- _DIRECTION_
Reproduce all records verbatim.

- _INFORMATION PROVIDED_

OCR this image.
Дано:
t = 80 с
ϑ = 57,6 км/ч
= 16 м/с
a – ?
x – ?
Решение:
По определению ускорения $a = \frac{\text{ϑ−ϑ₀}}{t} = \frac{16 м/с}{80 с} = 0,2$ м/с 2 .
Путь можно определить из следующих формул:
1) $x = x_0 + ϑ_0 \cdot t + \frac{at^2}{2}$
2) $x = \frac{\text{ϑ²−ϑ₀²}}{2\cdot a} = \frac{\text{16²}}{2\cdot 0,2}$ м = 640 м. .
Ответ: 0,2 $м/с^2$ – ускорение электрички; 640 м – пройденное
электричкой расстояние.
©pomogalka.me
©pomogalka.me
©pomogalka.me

- _THE REPLY_
OCR this image.
Дано:
t = 80 с
ϑ = 57,6 км/ч
= 16 м/с
a – ?
x – ?
Решение:
По определению ускорения $a = \frac{\text{ϑ−ϑ₀}}{t} = \frac{16 м/с}{80 с} = 0,2$ м/с 2 .
Путь можно определить из следующих формул:
1) $x = x_0 + ϑ_0 \cdot t + \frac{at^2}{2}$
2) $x = \frac{\text{ϑ²−ϑ₀²}}{2\cdot a} = \frac{\text{16²}}{2\cdot 0,2}$ м = 640 м. .
Ответ: 0,2 $м/с^2$ – ускорение электрички; 640 м – пройденное
электричкой расстояние.
©pomogalka.me
©pomogalka.me
©pomogalka.me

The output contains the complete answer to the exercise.